** Begin SUPPLIED MATERIAL **

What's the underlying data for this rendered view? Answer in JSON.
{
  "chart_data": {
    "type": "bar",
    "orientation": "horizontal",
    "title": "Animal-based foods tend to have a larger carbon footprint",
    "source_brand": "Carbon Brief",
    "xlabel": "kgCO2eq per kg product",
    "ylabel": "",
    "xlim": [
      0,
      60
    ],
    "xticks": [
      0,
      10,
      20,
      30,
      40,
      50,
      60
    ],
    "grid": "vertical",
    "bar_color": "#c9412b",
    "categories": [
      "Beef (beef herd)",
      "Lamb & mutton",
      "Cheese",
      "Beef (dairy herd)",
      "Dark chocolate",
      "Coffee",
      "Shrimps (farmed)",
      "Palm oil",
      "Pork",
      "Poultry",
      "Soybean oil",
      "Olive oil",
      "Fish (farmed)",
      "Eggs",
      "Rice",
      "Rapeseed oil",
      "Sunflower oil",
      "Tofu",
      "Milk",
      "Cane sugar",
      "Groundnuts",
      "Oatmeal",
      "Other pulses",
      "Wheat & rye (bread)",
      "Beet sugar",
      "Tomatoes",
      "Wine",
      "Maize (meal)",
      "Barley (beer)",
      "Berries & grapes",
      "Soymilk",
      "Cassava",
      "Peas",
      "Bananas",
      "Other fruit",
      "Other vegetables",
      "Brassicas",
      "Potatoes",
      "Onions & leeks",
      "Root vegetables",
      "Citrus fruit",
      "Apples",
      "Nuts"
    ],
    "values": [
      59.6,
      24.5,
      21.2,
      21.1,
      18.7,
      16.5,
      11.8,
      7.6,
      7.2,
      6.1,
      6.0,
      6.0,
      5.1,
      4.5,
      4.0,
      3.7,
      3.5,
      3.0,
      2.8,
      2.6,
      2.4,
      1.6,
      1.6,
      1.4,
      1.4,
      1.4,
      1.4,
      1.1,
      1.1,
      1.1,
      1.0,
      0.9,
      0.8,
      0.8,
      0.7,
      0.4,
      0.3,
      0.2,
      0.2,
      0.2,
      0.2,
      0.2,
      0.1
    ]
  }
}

** End SUPPLIED MATERIAL **

__JOB__
Print the material once more, exactly.

__TASK OUTPUT__
What's the underlying data for this rendered view? Answer in JSON.
{
  "chart_data": {
    "type": "bar",
    "orientation": "horizontal",
    "title": "Animal-based foods tend to have a larger carbon footprint",
    "source_brand": "Carbon Brief",
    "xlabel": "kgCO2eq per kg product",
    "ylabel": "",
    "xlim": [
      0,
      60
    ],
    "xticks": [
      0,
      10,
      20,
      30,
      40,
      50,
      60
    ],
    "grid": "vertical",
    "bar_color": "#c9412b",
    "categories": [
      "Beef (beef herd)",
      "Lamb & mutton",
      "Cheese",
      "Beef (dairy herd)",
      "Dark chocolate",
      "Coffee",
      "Shrimps (farmed)",
      "Palm oil",
      "Pork",
      "Poultry",
      "Soybean oil",
      "Olive oil",
      "Fish (farmed)",
      "Eggs",
      "Rice",
      "Rapeseed oil",
      "Sunflower oil",
      "Tofu",
      "Milk",
      "Cane sugar",
      "Groundnuts",
      "Oatmeal",
      "Other pulses",
      "Wheat & rye (bread)",
      "Beet sugar",
      "Tomatoes",
      "Wine",
      "Maize (meal)",
      "Barley (beer)",
      "Berries & grapes",
      "Soymilk",
      "Cassava",
      "Peas",
      "Bananas",
      "Other fruit",
      "Other vegetables",
      "Brassicas",
      "Potatoes",
      "Onions & leeks",
      "Root vegetables",
      "Citrus fruit",
      "Apples",
      "Nuts"
    ],
    "values": [
      59.6,
      24.5,
      21.2,
      21.1,
      18.7,
      16.5,
      11.8,
      7.6,
      7.2,
      6.1,
      6.0,
      6.0,
      5.1,
      4.5,
      4.0,
      3.7,
      3.5,
      3.0,
      2.8,
      2.6,
      2.4,
      1.6,
      1.6,
      1.4,
      1.4,
      1.4,
      1.4,
      1.1,
      1.1,
      1.1,
      1.0,
      0.9,
      0.8,
      0.8,
      0.7,
      0.4,
      0.3,
      0.2,
      0.2,
      0.2,
      0.2,
      0.2,
      0.1
    ]
  }
}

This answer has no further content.